→ **Data entries**
-*-*-

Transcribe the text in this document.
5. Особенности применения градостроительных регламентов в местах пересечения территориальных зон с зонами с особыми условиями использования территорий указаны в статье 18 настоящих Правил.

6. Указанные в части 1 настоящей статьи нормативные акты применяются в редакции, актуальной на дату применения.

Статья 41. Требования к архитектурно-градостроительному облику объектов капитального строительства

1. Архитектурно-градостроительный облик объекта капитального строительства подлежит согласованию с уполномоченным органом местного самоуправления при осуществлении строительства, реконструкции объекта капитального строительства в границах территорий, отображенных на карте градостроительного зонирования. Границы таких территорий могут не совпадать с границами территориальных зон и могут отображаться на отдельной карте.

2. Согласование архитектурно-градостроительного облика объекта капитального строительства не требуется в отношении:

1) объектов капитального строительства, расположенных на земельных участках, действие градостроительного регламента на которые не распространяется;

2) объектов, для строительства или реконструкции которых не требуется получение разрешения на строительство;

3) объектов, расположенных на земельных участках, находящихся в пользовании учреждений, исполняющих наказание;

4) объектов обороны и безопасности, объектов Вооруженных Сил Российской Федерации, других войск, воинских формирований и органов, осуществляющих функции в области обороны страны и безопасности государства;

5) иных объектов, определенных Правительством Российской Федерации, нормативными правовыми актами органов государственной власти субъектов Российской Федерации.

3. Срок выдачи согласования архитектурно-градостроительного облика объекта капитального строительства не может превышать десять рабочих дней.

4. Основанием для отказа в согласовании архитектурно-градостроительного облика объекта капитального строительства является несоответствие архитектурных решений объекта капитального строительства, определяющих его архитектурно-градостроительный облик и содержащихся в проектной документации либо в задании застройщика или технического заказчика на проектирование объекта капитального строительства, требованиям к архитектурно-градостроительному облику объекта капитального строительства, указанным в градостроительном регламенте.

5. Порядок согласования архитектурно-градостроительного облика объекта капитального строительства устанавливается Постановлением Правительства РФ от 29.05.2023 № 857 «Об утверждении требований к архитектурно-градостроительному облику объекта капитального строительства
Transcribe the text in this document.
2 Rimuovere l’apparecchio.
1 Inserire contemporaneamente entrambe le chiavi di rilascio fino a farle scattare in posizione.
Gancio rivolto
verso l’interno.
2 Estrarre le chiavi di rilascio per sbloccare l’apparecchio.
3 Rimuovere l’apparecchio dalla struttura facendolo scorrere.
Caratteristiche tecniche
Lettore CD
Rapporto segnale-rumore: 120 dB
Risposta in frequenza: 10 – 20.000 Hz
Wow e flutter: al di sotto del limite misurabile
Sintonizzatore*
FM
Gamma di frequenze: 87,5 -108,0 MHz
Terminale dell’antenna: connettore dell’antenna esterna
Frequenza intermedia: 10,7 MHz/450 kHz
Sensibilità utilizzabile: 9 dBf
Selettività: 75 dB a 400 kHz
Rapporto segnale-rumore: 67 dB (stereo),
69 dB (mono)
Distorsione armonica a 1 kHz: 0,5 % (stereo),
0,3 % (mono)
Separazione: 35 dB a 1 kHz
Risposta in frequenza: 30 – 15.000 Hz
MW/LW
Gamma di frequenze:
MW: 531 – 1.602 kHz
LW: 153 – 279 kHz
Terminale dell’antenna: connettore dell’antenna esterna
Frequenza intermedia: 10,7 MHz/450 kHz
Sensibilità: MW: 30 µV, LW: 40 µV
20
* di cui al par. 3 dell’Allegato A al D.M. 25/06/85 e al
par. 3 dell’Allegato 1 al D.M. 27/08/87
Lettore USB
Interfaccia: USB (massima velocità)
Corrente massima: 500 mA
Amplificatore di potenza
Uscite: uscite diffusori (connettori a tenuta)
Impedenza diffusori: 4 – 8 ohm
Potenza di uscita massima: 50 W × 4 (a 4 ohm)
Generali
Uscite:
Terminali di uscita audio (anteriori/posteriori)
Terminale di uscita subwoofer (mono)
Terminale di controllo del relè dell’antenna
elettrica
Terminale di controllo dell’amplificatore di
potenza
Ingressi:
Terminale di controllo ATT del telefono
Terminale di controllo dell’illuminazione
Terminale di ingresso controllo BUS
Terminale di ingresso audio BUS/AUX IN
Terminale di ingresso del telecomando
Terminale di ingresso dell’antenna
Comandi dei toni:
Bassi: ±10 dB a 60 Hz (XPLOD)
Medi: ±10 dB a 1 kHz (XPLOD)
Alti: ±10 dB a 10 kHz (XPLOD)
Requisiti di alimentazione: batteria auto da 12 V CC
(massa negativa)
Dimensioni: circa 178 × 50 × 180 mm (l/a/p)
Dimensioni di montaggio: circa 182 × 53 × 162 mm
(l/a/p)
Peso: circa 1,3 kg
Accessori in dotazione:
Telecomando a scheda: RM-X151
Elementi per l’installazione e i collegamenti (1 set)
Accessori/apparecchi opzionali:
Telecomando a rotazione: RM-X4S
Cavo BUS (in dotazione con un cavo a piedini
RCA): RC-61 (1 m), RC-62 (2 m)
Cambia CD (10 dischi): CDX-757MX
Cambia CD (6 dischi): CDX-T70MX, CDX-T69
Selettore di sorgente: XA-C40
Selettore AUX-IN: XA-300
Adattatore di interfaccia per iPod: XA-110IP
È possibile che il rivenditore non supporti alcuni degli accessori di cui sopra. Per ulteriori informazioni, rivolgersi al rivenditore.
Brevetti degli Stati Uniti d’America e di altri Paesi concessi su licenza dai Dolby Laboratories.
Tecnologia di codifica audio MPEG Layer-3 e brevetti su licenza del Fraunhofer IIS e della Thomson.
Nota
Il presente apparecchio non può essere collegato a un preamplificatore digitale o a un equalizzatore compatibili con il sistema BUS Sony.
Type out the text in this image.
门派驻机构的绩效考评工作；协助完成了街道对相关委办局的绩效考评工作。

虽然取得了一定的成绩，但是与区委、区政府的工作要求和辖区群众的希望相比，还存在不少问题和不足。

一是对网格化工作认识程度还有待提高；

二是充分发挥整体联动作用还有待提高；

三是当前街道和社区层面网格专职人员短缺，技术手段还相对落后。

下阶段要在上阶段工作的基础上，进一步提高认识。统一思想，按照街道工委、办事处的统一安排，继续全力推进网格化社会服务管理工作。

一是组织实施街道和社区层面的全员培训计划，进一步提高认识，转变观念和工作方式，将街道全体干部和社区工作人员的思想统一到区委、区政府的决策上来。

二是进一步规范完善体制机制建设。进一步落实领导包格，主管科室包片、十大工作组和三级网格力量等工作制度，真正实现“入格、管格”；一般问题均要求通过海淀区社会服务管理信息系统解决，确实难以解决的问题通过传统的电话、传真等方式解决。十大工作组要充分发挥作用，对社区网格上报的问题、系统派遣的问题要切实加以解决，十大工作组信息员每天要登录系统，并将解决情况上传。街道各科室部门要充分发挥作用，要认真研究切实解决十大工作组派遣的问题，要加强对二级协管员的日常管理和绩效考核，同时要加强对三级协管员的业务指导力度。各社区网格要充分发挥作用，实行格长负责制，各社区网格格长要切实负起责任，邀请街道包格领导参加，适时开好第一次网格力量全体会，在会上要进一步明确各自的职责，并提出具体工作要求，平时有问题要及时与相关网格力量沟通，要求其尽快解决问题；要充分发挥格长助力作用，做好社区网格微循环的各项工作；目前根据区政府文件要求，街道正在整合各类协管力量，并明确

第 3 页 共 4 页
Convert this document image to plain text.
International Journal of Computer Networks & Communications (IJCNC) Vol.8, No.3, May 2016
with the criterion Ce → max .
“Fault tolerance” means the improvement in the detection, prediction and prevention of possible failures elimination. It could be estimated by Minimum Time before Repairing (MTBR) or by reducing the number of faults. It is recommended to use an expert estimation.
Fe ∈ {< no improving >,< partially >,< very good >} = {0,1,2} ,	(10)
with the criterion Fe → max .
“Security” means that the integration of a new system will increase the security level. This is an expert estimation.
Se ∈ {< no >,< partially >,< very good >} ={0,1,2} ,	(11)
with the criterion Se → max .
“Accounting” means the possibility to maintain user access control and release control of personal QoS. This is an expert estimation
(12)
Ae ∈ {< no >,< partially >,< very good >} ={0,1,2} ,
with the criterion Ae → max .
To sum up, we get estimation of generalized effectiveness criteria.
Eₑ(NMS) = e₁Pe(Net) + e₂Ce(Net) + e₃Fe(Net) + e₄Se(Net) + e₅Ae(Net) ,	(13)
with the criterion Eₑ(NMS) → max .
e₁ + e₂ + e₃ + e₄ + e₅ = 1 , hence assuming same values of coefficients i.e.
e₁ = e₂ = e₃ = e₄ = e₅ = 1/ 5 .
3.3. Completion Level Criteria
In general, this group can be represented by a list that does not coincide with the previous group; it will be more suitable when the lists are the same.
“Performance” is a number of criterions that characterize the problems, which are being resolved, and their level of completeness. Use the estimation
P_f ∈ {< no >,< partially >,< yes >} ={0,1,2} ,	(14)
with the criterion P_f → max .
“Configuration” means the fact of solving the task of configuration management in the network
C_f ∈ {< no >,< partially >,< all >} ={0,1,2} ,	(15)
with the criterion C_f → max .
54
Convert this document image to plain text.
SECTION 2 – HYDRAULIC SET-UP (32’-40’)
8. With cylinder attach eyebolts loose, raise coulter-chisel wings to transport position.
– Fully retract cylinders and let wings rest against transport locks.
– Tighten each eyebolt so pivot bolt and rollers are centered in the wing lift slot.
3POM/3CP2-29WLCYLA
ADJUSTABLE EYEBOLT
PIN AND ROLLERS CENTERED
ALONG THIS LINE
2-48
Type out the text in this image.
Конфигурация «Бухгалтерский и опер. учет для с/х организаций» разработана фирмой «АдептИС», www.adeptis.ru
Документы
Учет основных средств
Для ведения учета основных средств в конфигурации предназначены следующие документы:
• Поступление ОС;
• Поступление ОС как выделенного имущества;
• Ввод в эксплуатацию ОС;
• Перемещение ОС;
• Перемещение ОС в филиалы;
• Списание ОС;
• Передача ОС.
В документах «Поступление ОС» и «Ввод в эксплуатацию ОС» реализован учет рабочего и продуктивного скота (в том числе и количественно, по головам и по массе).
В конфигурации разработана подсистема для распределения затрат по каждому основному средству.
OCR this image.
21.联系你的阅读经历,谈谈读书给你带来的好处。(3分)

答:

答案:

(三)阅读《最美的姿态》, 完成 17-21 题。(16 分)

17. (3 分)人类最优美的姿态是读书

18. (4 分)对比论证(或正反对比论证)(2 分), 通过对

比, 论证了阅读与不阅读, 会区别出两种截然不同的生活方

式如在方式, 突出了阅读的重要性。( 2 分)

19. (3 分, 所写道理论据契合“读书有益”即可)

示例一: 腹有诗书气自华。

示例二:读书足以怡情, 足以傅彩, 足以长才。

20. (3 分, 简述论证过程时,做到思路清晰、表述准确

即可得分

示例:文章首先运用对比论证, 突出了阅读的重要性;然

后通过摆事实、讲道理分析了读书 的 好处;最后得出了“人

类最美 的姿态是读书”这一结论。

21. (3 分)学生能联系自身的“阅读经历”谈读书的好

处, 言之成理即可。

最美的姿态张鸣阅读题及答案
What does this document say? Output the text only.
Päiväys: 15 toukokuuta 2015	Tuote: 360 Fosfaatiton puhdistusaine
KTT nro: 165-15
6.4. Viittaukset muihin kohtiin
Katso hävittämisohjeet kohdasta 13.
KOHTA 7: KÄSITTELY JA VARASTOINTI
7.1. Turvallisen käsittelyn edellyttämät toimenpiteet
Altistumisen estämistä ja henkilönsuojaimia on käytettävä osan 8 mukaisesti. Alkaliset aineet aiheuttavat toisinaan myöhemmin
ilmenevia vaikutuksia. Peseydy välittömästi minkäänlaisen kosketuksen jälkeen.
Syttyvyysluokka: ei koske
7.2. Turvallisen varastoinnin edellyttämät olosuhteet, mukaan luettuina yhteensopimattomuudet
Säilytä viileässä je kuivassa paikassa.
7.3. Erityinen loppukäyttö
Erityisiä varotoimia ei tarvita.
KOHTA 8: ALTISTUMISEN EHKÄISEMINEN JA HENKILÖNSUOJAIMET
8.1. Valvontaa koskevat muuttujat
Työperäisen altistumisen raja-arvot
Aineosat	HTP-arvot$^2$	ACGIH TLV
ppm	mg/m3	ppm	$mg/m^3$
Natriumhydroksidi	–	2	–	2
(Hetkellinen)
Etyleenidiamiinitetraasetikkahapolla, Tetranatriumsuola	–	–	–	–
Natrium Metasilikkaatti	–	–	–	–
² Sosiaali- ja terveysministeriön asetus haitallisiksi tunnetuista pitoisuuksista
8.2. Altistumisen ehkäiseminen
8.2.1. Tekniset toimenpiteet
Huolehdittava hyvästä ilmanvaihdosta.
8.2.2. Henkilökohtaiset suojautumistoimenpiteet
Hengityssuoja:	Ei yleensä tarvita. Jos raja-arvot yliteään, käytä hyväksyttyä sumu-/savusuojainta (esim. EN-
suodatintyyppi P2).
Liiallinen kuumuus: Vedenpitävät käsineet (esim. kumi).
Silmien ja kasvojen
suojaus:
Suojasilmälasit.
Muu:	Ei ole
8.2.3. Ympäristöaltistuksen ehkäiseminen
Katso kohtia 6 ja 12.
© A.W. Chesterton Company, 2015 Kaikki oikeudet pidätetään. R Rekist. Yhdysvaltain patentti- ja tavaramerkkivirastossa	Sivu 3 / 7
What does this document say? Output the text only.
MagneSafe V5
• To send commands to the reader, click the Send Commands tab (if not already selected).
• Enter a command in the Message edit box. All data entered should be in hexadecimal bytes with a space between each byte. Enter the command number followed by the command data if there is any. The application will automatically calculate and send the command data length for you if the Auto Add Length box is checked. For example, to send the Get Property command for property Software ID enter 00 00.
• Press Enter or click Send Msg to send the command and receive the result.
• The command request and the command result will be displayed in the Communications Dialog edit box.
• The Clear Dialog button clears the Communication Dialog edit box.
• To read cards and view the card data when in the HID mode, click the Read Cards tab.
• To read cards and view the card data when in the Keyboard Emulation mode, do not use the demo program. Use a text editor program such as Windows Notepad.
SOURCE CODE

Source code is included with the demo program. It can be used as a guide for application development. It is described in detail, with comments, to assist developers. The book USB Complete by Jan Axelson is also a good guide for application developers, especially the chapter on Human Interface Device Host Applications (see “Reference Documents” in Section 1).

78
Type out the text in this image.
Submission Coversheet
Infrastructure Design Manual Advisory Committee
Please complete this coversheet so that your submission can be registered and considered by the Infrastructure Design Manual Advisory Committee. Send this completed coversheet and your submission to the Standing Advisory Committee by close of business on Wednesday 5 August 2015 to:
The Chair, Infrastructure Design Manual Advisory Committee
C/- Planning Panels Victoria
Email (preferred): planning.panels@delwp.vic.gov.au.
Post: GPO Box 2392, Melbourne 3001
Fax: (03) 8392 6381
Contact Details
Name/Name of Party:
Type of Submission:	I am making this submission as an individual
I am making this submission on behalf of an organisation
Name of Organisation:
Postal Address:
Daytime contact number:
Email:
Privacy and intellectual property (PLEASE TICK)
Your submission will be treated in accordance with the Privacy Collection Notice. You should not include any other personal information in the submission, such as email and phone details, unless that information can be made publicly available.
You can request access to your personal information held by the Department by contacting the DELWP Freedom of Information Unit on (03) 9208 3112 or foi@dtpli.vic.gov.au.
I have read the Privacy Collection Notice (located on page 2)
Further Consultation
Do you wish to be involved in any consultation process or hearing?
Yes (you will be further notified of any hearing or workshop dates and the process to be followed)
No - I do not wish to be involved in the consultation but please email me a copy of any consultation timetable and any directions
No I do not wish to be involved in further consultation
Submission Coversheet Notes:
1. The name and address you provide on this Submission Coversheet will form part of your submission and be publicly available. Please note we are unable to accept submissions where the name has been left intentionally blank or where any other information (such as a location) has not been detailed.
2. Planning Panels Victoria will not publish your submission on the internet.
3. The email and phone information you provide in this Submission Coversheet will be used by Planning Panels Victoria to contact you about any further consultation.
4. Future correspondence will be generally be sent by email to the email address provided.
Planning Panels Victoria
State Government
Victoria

-*-*-

→ **Instructions to follow**
Filter the records down to the lines that contain the string "Collection", and copy those lines.

→ **Output**
Your submission will be treated in accordance with the Privacy Collection Notice. You should not include any other personal information in the submission, such as email and phone details, unless that information can be made publicly available.
I have read the Privacy Collection Notice (located on page 2)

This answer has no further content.